**WHAT IS BEING ASKED**.
Transcribe exactly the lines from the one containing "OCR this image." through the end of the data, both included. Leave out pictures.

Stored entries
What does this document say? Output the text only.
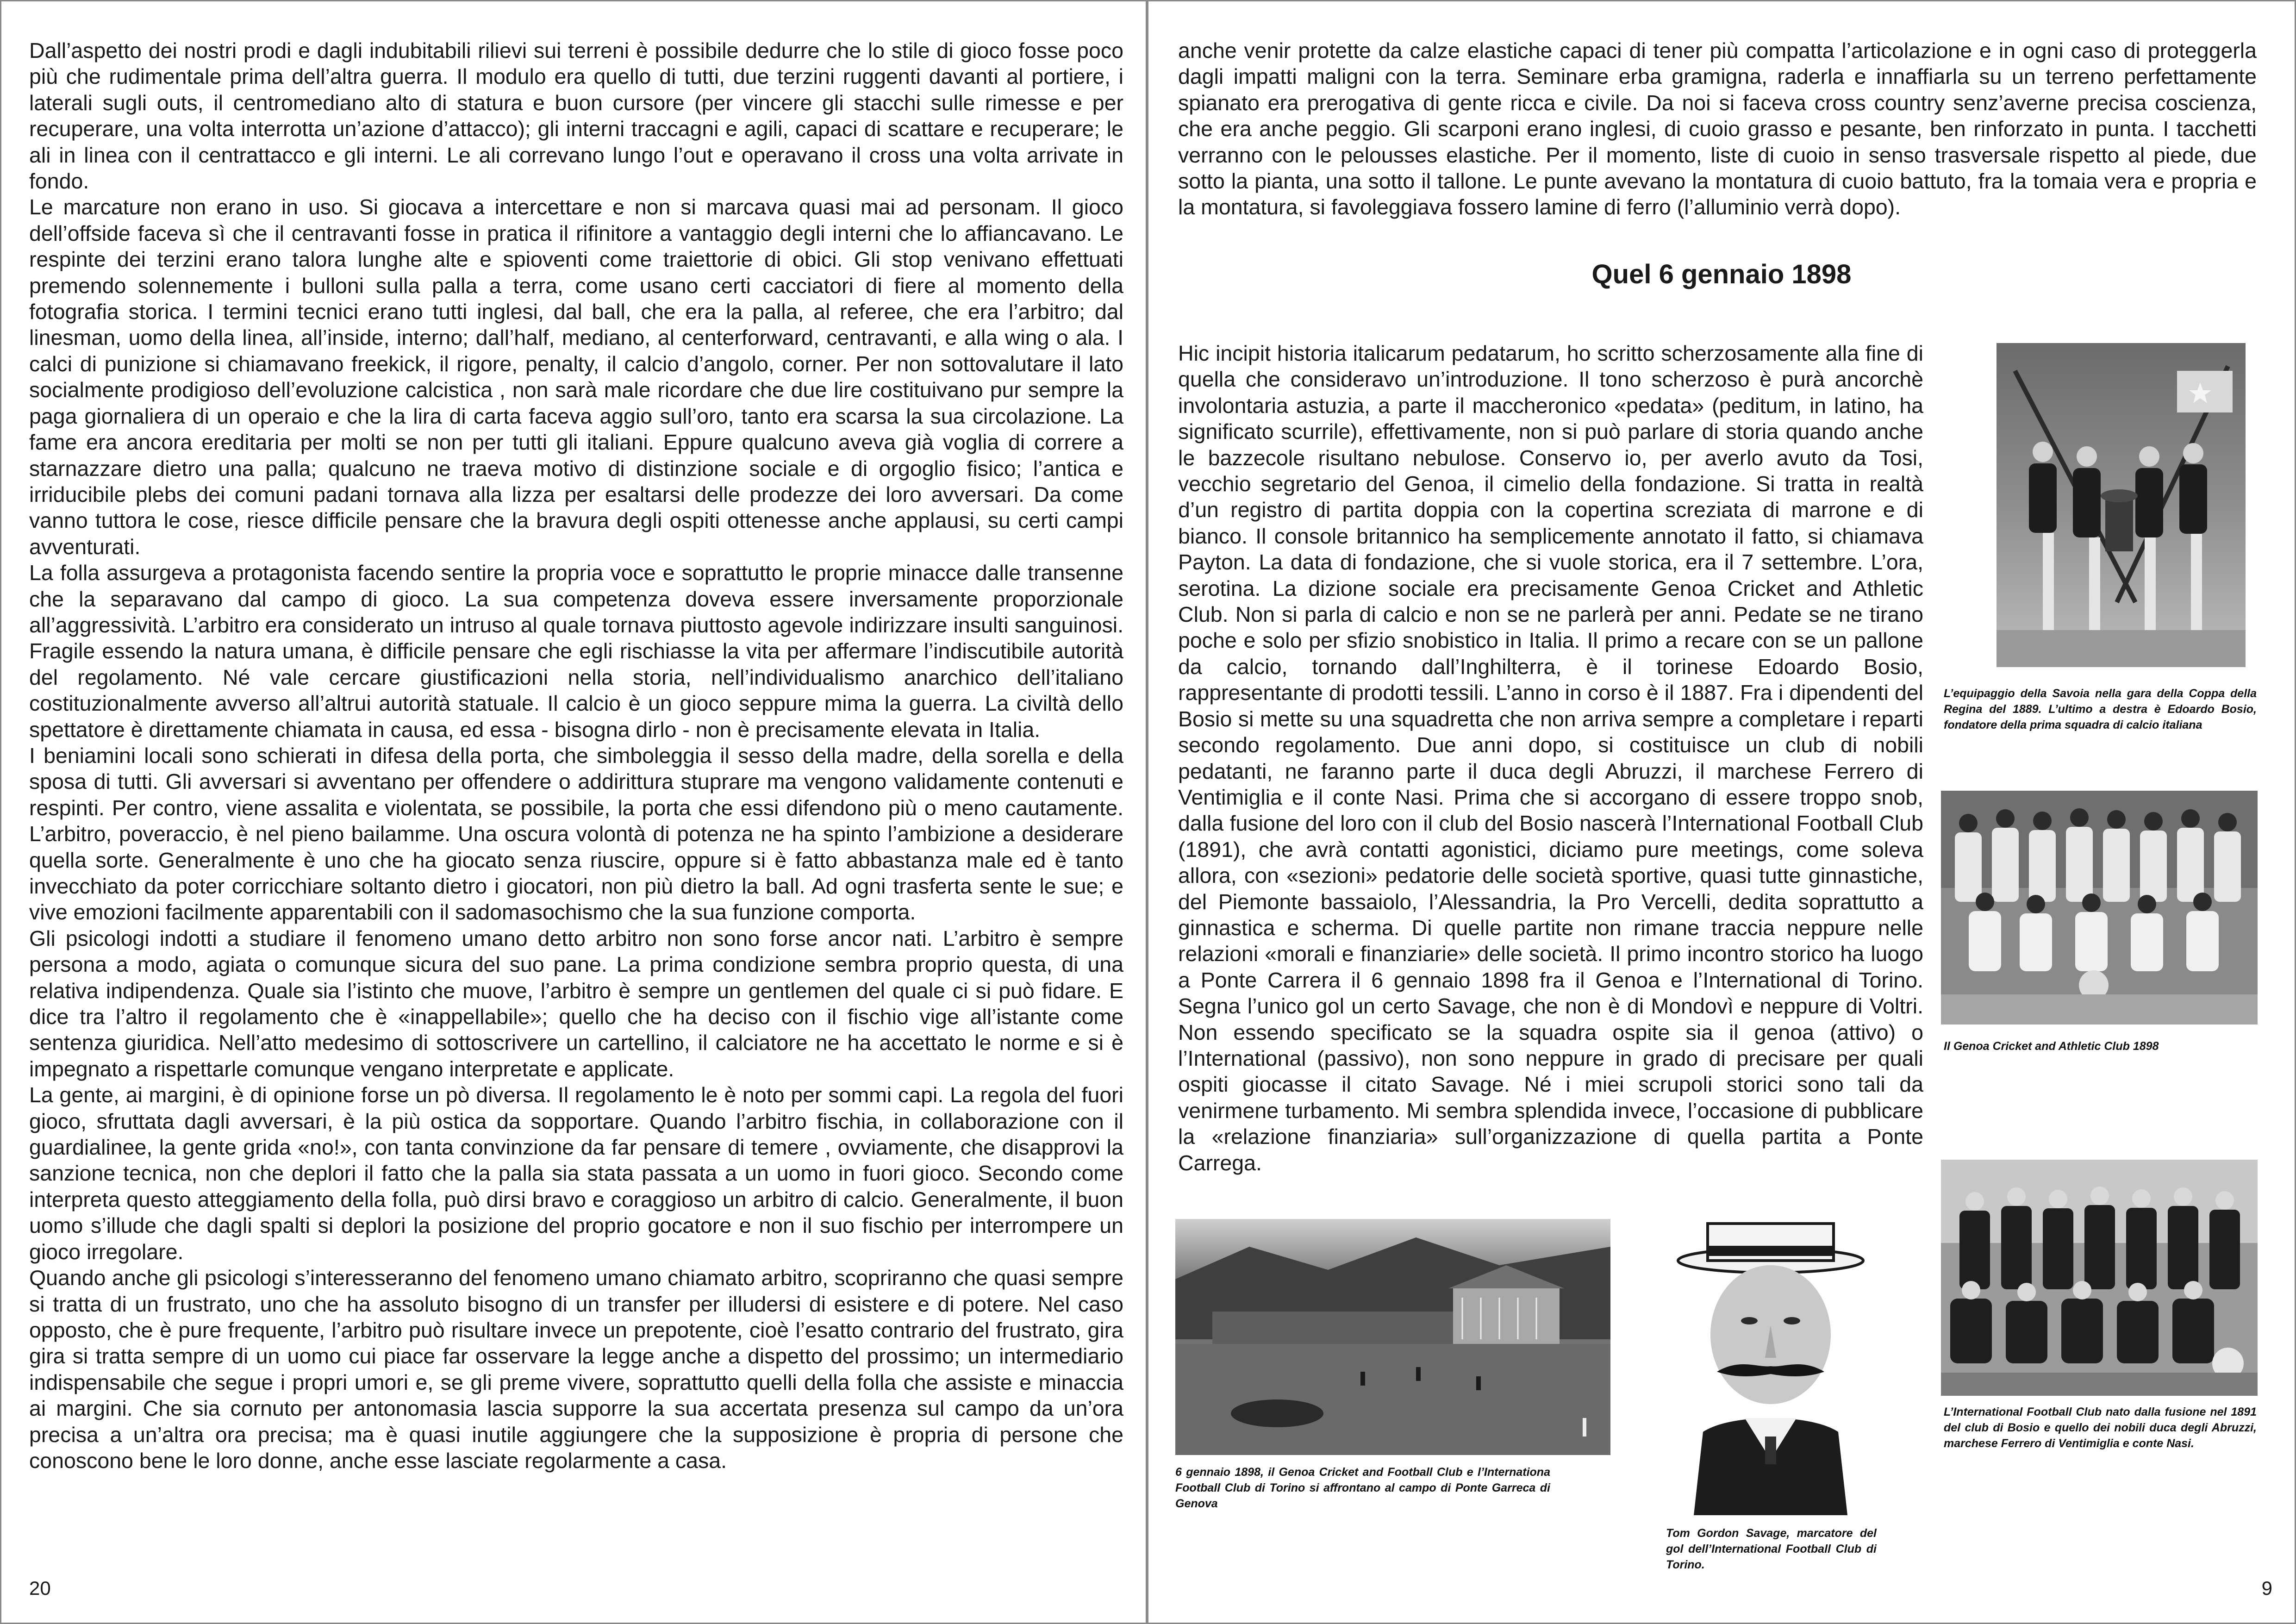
Dall’aspetto dei nostri prodi e dagli indubitabili rilievi sui terreni è possibile dedurre che lo stile di gioco fosse poco più che rudimentale prima dell’altra guerra. Il modulo era quello di tutti, due terzini ruggenti davanti al portiere, i laterali sugli outs, il centromediano alto di statura e buon cursore (per vincere gli stacchi sulle rimesse e per recuperare, una volta interrotta un’azione d’attacco); gli interni traccagni e agili, capaci di scattare e recuperare; le ali in linea con il centrattacco e gli interni. Le ali correvano lungo l’out e operavano il cross una volta arrivate in fondo.

Le marcature non erano in uso. Si giocava a intercettare e non si marcava quasi mai ad personam. Il gioco dell’offside faceva sì che il centravanti fosse in pratica il rifinitore a vantaggio degli interni che lo affiancavano. Le respinte dei terzini erano talora lunghe alte e spioventi come traiettorie di obici. Gli stop venivano effettuati premendo solennemente i bulloni sulla palla a terra, come usano certi cacciatori di fiere al momento della fotografia storica. I termini tecnici erano tutti inglesi, dal ball, che era la palla, al referee, che era l’arbitro; dal linesman, uomo della linea, all’inside, interno; dall’half, mediano, al centerforward, centravanti, e alla wing o ala. I calci di punizione si chiamavano freekick, il rigore, penalty, il calcio d’angolo, corner. Per non sottovalutare il lato socialmente prodigioso dell’evoluzione calcistica , non sarà male ricordare che due lire costituivano pur sempre la paga giornaliera di un operaio e che la lira di carta faceva aggio sull’oro, tanto era scarsa la sua circolazione. La fame era ancora ereditaria per molti se non per tutti gli italiani. Eppure qualcuno aveva già voglia di correre a starnazzare dietro una palla; qualcuno ne traeva motivo di distinzione sociale e di orgoglio fisico; l’antica e irriducibile plebs dei comuni padani tornava alla lizza per esaltarsi delle prodezze dei loro avversari. Da come vanno tuttora le cose, riesce difficile pensare che la bravura degli ospiti ottenesse anche applausi, su certi campi avventurati.

La folla assurgeva a protagonista facendo sentire la propria voce e soprattutto le proprie minacce dalle transenne che la separavano dal campo di gioco. La sua competenza doveva essere inversamente proporzionale all’aggressività. L’arbitro era considerato un intruso al quale tornava piuttosto agevole indirizzare insulti sanguinosi. Fragile essendo la natura umana, è difficile pensare che egli rischiasse la vita per affermare l’indiscutibile autorità del regolamento. Né vale cercare giustificazioni nella storia, nell’individualismo anarchico dell’italiano costituzionalmente avverso all’altrui autorità statuale. Il calcio è un gioco seppure mima la guerra. La civiltà dello spettatore è direttamente chiamata in causa, ed essa - bisogna dirlo - non è precisamente elevata in Italia.

I beniamini locali sono schierati in difesa della porta, che simboleggia il sesso della madre, della sorella e della sposa di tutti. Gli avversari si avventano per offendere o addirittura stuprare ma vengono validamente contenuti e respinti. Per contro, viene assalita e violentata, se possibile, la porta che essi difendono più o meno cautamente. L’arbitro, poveraccio, è nel pieno bailamme. Una oscura volontà di potenza ne ha spinto l’ambizione a desiderare quella sorte. Generalmente è uno che ha giocato senza riuscire, oppure si è fatto abbastanza male ed è tanto invecchiato da poter corricchiare soltanto dietro i giocatori, non più dietro la ball. Ad ogni trasferta sente le sue; e vive emozioni facilmente apparentabili con il sadomasochismo che la sua funzione comporta.

Gli psicologi indotti a studiare il fenomeno umano detto arbitro non sono forse ancor nati. L’arbitro è sempre persona a modo, agiata o comunque sicura del suo pane. La prima condizione sembra proprio questa, di una relativa indipendenza. Quale sia l’istinto che muove, l’arbitro è sempre un gentlemen del quale ci si può fidare. E dice tra l’altro il regolamento che è «inappellabile»; quello che ha deciso con il fischio vige all’istante come sentenza giuridica. Nell’atto medesimo di sottoscrivere un cartellino, il calciatore ne ha accettato le norme e si è impegnato a rispettarle comunque vengano interpretate e applicate.

La gente, ai margini, è di opinione forse un pò diversa. Il regolamento le è noto per sommi capi. La regola del fuori gioco, sfruttata dagli avversari, è la più ostica da sopportare. Quando l’arbitro fischia, in collaborazione con il guardialinee, la gente grida «no!», con tanta convinzione da far pensare di temere , ovviamente, che disapprovi la sanzione tecnica, non che deplori il fatto che la palla sia stata passata a un uomo in fuori gioco. Secondo come interpreta questo atteggiamento della folla, può dirsi bravo e coraggioso un arbitro di calcio. Generalmente, il buon uomo s’illude che dagli spalti si deplori la posizione del proprio gocatore e non il suo fischio per interrompere un gioco irregolare.

Quando anche gli psicologi s’interesseranno del fenomeno umano chiamato arbitro, scopriranno che quasi sempre si tratta di un frustrato, uno che ha assoluto bisogno di un transfer per illudersi di esistere e di potere. Nel caso opposto, che è pure frequente, l’arbitro può risultare invece un prepotente, cioè l’esatto contrario del frustrato, gira gira si tratta sempre di un uomo cui piace far osservare la legge anche a dispetto del prossimo; un intermediario indispensabile che segue i propri umori e, se gli preme vivere, soprattutto quelli della folla che assiste e minaccia ai margini. Che sia cornuto per antonomasia lascia supporre la sua accertata presenza sul campo da un’ora precisa a un’altra ora precisa; ma è quasi inutile aggiungere che la supposizione è propria di persone che conoscono bene le loro donne, anche esse lasciate regolarmente a casa.

20

anche venir protette da calze elastiche capaci di tener più compatta l’articolazione e in ogni caso di proteggerla dagli impatti maligni con la terra. Seminare erba gramigna, raderla e innaffiarla su un terreno perfettamente spianato era prerogativa di gente ricca e civile. Da noi si faceva cross country senz’averne precisa coscienza, che era anche peggio. Gli scarponi erano inglesi, di cuoio grasso e pesante, ben rinforzato in punta. I tacchetti verranno con le pelousses elastiche. Per il momento, liste di cuoio in senso trasversale rispetto al piede, due sotto la pianta, una sotto il tallone. Le punte avevano la montatura di cuoio battuto, fra la tomaia vera e propria e la montatura, si favoleggiava fossero lamine di ferro (l’alluminio verrà dopo).

Quel 6 gennaio 1898

Hic incipit historia italicarum pedatarum, ho scritto scherzosamente alla fine di quella che consideravo un’introduzione. Il tono scherzoso è purà ancorchè involontaria astuzia, a parte il maccheronico «pedata» (peditum, in latino, ha significato scurrile), effettivamente, non si può parlare di storia quando anche le bazzecole risultano nebulose. Conservo io, per averlo avuto da Tosi, vecchio segretario del Genoa, il cimelio della fondazione. Si tratta in realtà d’un registro di partita doppia con la copertina screziata di marrone e di bianco. Il console britannico ha semplicemente annotato il fatto, si chiamava Payton. La data di fondazione, che si vuole storica, era il 7 settembre. L’ora, serotina. La dizione sociale era precisamente Genoa Cricket and Athletic Club. Non si parla di calcio e non se ne parlerà per anni. Pedate se ne tirano poche e solo per sfizio snobistico in Italia. Il primo a recare con se un pallone da calcio, tornando dall’Inghilterra, è il torinese Edoardo Bosio, rappresentante di prodotti tessili. L’anno in corso è il 1887. Fra i dipendenti del Bosio si mette su una squadretta che non arriva sempre a completare i reparti secondo regolamento. Due anni dopo, si costituisce un club di nobili pedatanti, ne faranno parte il duca degli Abruzzi, il marchese Ferrero di Ventimiglia e il conte Nasi. Prima che si accorgano di essere troppo snob, dalla fusione del loro con il club del Bosio nascerà l’International Football Club (1891), che avrà contatti agonistici, diciamo pure meetings, come solevа allora, con «sezioni» pedatorie delle società sportive, quasi tutte ginnastiche, del Piemonte bassaiolo, l’Alessandria, la Pro Vercelli, dedita soprattutto a ginnastica e scherma. Di quelle partite non rimane traccia neppure nelle relazioni «morali e finanziarie» delle società. Il primo incontro storico ha luogo a Ponte Carrera il 6 gennaio 1898 fra il Genoa e l’International di Torino. Segna l’unico gol un certo Savage, che non è di Mondovì e neppure di Voltri. Non essendo specificato se la squadra ospite sia il genoa (attivo) o l’International (passivo), non sono neppure in grado di precisare per quali ospiti giocasse il citato Savage. Né i miei scrupoli storici sono tali da venirmene turbamento. Mi sembra splendida invece, l’occasione di pubblicare la «relazione finanziaria» sull’organizzazione di quella partita a Ponte Carrega.

L’equipaggio della Savoia nella gara della Coppa della Regina del 1889. L’ultimo a destra è Edoardo Bosio, fondatore della prima squadra di calcio italiana
Il Genoa Cricket and Athletic Club 1898
L’International Football Club nato dalla fusione nel 1891 del club di Bosio e quello dei nobili duca degli Abruzzi, marchese Ferrero di Ventimiglia e conte Nasi.
6 gennaio 1898, il Genoa Cricket and Football Club e l’Internationa Football Club di Torino si affrontano al campo di Ponte Garreca di Genova
Tom Gordon Savage, marcatore del gol dell’International Football Club di Torino.
9
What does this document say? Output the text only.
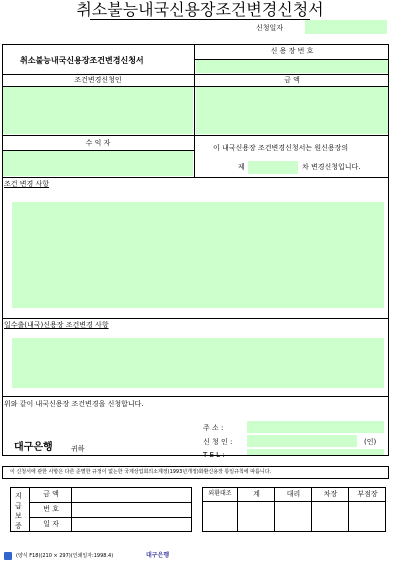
취소불능내국신용장조건변경신청서
신청일자
취소불능내국신용장조건변경신청서
신 용 장 번 호
조건변경신청인	금 액
수 익 자
이 내국신용장 조건변경신청서는 원신용장의
제	차 변경신청입니다.
조건 변경 사항
일수출(내국)신용장 조건변경 사항
위와 같이 내국신용장 조건변경을 신청합니다.
주 소 :
신 청 인 :	(인)
T E L :
대구은행	귀하
이 신청서에 관한 사항은 다른 준별한 규정이 없는한 국제상업회의소제정(1993년개정)화환신용장 통일규칙에 따릅니다.
지급보증
금 액
번 호
일 자
외환대조	계	대리	차장	부점장
(양식 F18)(210 × 297)(인쇄일자:1998.4)	대구은행
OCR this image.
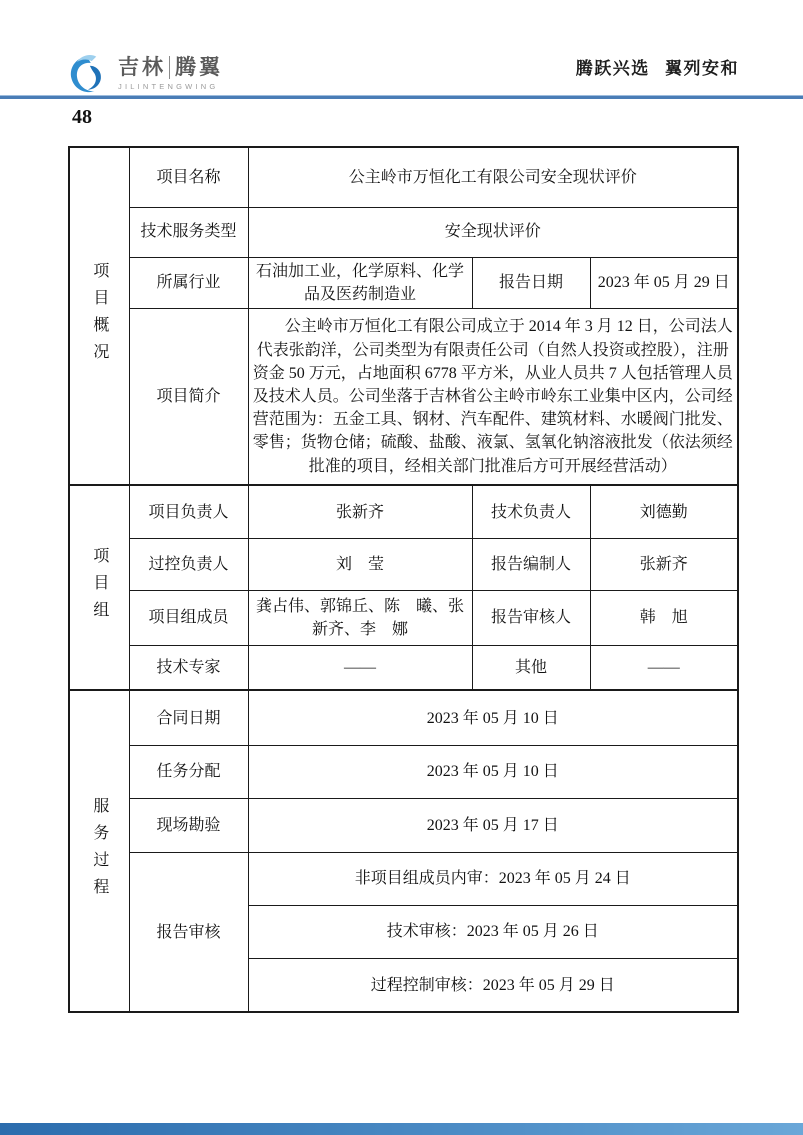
吉林 腾翼
JILINTENGWING
腾跃兴选 翼列安和
48
项目概况	项目名称	公主岭市万恒化工有限公司安全现状评价		
	技术服务类型	安全现状评价		
	所属行业	石油加工业，化学原料、化学品及医药制造业	报告日期	2023 年 05 月 29 日
	项目简介	公主岭市万恒化工有限公司成立于 2014 年 3 月 12 日，公司法人代表张韵洋，公司类型为有限责任公司（自然人投资或控股），注册资金 50 万元，占地面积 6778 平方米，从业人员共 7 人包括管理人员及技术人员。公司坐落于吉林省公主岭市岭东工业集中区内，公司经营范围为：五金工具、钢材、汽车配件、建筑材料、水暖阀门批发、零售；货物仓储；硫酸、盐酸、液氯、氢氧化钠溶液批发（依法须经批准的项目，经相关部门批准后方可开展经营活动）		

项目组	项目负责人	张新齐	技术负责人	刘德勤
	过控负责人	刘　莹	报告编制人	张新齐
	项目组成员	龚占伟、郭锦丘、陈　曦、张新齐、李　娜	报告审核人	韩　旭
	技术专家	——	其他	——

服务过程	合同日期	2023 年 05 月 10 日		
	任务分配	2023 年 05 月 10 日		
	现场勘验	2023 年 05 月 17 日		
	报告审核	非项目组成员内审：2023 年 05 月 24 日		
		技术审核：2023 年 05 月 26 日		
		过程控制审核：2023 年 05 月 29 日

**EXERCISE RESULT**.
OCR this image.
吉林 腾翼
JILINTENGWING
腾跃兴选 翼列安和
48
项目概况	项目名称	公主岭市万恒化工有限公司安全现状评价		
	技术服务类型	安全现状评价		
	所属行业	石油加工业，化学原料、化学品及医药制造业	报告日期	2023 年 05 月 29 日
	项目简介	公主岭市万恒化工有限公司成立于 2014 年 3 月 12 日，公司法人代表张韵洋，公司类型为有限责任公司（自然人投资或控股），注册资金 50 万元，占地面积 6778 平方米，从业人员共 7 人包括管理人员及技术人员。公司坐落于吉林省公主岭市岭东工业集中区内，公司经营范围为：五金工具、钢材、汽车配件、建筑材料、水暖阀门批发、零售；货物仓储；硫酸、盐酸、液氯、氢氧化钠溶液批发（依法须经批准的项目，经相关部门批准后方可开展经营活动）		

项目组	项目负责人	张新齐	技术负责人	刘德勤
	过控负责人	刘　莹	报告编制人	张新齐
	项目组成员	龚占伟、郭锦丘、陈　曦、张新齐、李　娜	报告审核人	韩　旭
	技术专家	——	其他	——

服务过程	合同日期	2023 年 05 月 10 日		
	任务分配	2023 年 05 月 10 日		
	现场勘验	2023 年 05 月 17 日		
	报告审核	非项目组成员内审：2023 年 05 月 24 日		
		技术审核：2023 年 05 月 26 日		
		过程控制审核：2023 年 05 月 29 日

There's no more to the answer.